Extract the complete listing and repeat it word for word.
— start ROWS —
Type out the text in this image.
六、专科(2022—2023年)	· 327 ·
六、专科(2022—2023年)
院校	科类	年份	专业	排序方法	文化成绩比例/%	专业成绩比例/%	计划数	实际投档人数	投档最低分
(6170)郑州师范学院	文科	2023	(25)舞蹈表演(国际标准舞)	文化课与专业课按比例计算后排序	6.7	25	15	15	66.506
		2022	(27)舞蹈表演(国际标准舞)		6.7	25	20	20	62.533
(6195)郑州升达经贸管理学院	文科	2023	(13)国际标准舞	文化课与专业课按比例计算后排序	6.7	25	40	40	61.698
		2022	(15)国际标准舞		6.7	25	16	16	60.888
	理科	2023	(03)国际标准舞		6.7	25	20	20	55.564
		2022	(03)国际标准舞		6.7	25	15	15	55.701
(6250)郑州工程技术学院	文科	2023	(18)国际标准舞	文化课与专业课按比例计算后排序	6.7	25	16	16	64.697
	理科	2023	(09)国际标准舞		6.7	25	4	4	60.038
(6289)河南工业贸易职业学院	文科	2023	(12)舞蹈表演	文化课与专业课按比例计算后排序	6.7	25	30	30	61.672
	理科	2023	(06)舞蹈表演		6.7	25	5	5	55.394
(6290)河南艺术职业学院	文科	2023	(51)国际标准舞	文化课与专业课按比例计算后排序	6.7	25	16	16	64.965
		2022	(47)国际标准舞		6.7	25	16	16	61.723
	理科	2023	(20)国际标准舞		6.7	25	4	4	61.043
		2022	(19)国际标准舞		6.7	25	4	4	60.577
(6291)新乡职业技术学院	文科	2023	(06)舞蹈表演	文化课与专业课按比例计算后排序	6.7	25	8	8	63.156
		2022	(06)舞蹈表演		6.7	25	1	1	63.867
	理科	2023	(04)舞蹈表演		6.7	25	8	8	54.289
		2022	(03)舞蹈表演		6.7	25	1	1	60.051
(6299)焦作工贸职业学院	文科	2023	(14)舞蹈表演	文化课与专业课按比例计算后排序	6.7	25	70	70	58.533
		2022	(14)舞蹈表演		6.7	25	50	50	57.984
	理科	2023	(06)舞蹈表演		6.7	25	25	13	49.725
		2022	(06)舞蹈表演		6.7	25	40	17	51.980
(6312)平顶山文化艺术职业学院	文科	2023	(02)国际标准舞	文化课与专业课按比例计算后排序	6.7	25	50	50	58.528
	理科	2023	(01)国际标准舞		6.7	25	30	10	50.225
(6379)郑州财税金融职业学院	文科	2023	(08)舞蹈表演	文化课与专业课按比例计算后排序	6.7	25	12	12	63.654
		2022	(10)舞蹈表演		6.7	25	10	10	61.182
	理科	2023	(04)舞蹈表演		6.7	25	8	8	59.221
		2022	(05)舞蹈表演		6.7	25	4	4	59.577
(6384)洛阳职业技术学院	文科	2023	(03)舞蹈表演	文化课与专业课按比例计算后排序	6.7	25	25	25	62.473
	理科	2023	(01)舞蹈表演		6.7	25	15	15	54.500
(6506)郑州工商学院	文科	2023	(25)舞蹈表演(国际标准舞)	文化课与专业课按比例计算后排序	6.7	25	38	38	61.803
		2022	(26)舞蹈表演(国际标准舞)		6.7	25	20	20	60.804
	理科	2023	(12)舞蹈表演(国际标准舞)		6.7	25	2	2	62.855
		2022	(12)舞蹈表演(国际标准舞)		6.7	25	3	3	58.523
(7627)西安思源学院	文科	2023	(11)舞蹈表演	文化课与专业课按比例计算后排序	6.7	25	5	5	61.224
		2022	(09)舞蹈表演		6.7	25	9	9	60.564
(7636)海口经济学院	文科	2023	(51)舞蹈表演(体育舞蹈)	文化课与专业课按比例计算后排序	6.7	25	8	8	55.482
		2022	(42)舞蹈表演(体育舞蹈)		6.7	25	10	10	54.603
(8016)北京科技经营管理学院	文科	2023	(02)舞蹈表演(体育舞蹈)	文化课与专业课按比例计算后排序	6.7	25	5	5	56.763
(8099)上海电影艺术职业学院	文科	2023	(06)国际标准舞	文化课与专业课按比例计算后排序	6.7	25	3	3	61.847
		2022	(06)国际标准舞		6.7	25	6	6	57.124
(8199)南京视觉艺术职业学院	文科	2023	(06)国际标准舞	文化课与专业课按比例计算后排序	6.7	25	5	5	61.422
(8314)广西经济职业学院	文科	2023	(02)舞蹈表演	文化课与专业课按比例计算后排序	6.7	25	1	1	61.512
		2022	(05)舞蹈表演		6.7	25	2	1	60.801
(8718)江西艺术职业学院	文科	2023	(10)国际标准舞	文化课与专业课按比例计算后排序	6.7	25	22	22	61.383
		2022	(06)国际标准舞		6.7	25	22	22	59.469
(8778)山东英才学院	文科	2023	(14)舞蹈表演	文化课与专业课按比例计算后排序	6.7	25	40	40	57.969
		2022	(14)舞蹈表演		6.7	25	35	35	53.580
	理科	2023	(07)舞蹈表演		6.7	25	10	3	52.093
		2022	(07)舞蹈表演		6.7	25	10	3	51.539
— end ROWS —
> [TASK SOLUTION]:
Type out the text in this image.
六、专科(2022—2023年)	· 327 ·
六、专科(2022—2023年)
院校	科类	年份	专业	排序方法	文化成绩比例/%	专业成绩比例/%	计划数	实际投档人数	投档最低分
(6170)郑州师范学院	文科	2023	(25)舞蹈表演(国际标准舞)	文化课与专业课按比例计算后排序	6.7	25	15	15	66.506
		2022	(27)舞蹈表演(国际标准舞)		6.7	25	20	20	62.533
(6195)郑州升达经贸管理学院	文科	2023	(13)国际标准舞	文化课与专业课按比例计算后排序	6.7	25	40	40	61.698
		2022	(15)国际标准舞		6.7	25	16	16	60.888
	理科	2023	(03)国际标准舞		6.7	25	20	20	55.564
		2022	(03)国际标准舞		6.7	25	15	15	55.701
(6250)郑州工程技术学院	文科	2023	(18)国际标准舞	文化课与专业课按比例计算后排序	6.7	25	16	16	64.697
	理科	2023	(09)国际标准舞		6.7	25	4	4	60.038
(6289)河南工业贸易职业学院	文科	2023	(12)舞蹈表演	文化课与专业课按比例计算后排序	6.7	25	30	30	61.672
	理科	2023	(06)舞蹈表演		6.7	25	5	5	55.394
(6290)河南艺术职业学院	文科	2023	(51)国际标准舞	文化课与专业课按比例计算后排序	6.7	25	16	16	64.965
		2022	(47)国际标准舞		6.7	25	16	16	61.723
	理科	2023	(20)国际标准舞		6.7	25	4	4	61.043
		2022	(19)国际标准舞		6.7	25	4	4	60.577
(6291)新乡职业技术学院	文科	2023	(06)舞蹈表演	文化课与专业课按比例计算后排序	6.7	25	8	8	63.156
		2022	(06)舞蹈表演		6.7	25	1	1	63.867
	理科	2023	(04)舞蹈表演		6.7	25	8	8	54.289
		2022	(03)舞蹈表演		6.7	25	1	1	60.051
(6299)焦作工贸职业学院	文科	2023	(14)舞蹈表演	文化课与专业课按比例计算后排序	6.7	25	70	70	58.533
		2022	(14)舞蹈表演		6.7	25	50	50	57.984
	理科	2023	(06)舞蹈表演		6.7	25	25	13	49.725
		2022	(06)舞蹈表演		6.7	25	40	17	51.980
(6312)平顶山文化艺术职业学院	文科	2023	(02)国际标准舞	文化课与专业课按比例计算后排序	6.7	25	50	50	58.528
	理科	2023	(01)国际标准舞		6.7	25	30	10	50.225
(6379)郑州财税金融职业学院	文科	2023	(08)舞蹈表演	文化课与专业课按比例计算后排序	6.7	25	12	12	63.654
		2022	(10)舞蹈表演		6.7	25	10	10	61.182
	理科	2023	(04)舞蹈表演		6.7	25	8	8	59.221
		2022	(05)舞蹈表演		6.7	25	4	4	59.577
(6384)洛阳职业技术学院	文科	2023	(03)舞蹈表演	文化课与专业课按比例计算后排序	6.7	25	25	25	62.473
	理科	2023	(01)舞蹈表演		6.7	25	15	15	54.500
(6506)郑州工商学院	文科	2023	(25)舞蹈表演(国际标准舞)	文化课与专业课按比例计算后排序	6.7	25	38	38	61.803
		2022	(26)舞蹈表演(国际标准舞)		6.7	25	20	20	60.804
	理科	2023	(12)舞蹈表演(国际标准舞)		6.7	25	2	2	62.855
		2022	(12)舞蹈表演(国际标准舞)		6.7	25	3	3	58.523
(7627)西安思源学院	文科	2023	(11)舞蹈表演	文化课与专业课按比例计算后排序	6.7	25	5	5	61.224
		2022	(09)舞蹈表演		6.7	25	9	9	60.564
(7636)海口经济学院	文科	2023	(51)舞蹈表演(体育舞蹈)	文化课与专业课按比例计算后排序	6.7	25	8	8	55.482
		2022	(42)舞蹈表演(体育舞蹈)		6.7	25	10	10	54.603
(8016)北京科技经营管理学院	文科	2023	(02)舞蹈表演(体育舞蹈)	文化课与专业课按比例计算后排序	6.7	25	5	5	56.763
(8099)上海电影艺术职业学院	文科	2023	(06)国际标准舞	文化课与专业课按比例计算后排序	6.7	25	3	3	61.847
		2022	(06)国际标准舞		6.7	25	6	6	57.124
(8199)南京视觉艺术职业学院	文科	2023	(06)国际标准舞	文化课与专业课按比例计算后排序	6.7	25	5	5	61.422
(8314)广西经济职业学院	文科	2023	(02)舞蹈表演	文化课与专业课按比例计算后排序	6.7	25	1	1	61.512
		2022	(05)舞蹈表演		6.7	25	2	1	60.801
(8718)江西艺术职业学院	文科	2023	(10)国际标准舞	文化课与专业课按比例计算后排序	6.7	25	22	22	61.383
		2022	(06)国际标准舞		6.7	25	22	22	59.469
(8778)山东英才学院	文科	2023	(14)舞蹈表演	文化课与专业课按比例计算后排序	6.7	25	40	40	57.969
		2022	(14)舞蹈表演		6.7	25	35	35	53.580
	理科	2023	(07)舞蹈表演		6.7	25	10	3	52.093
		2022	(07)舞蹈表演		6.7	25	10	3	51.539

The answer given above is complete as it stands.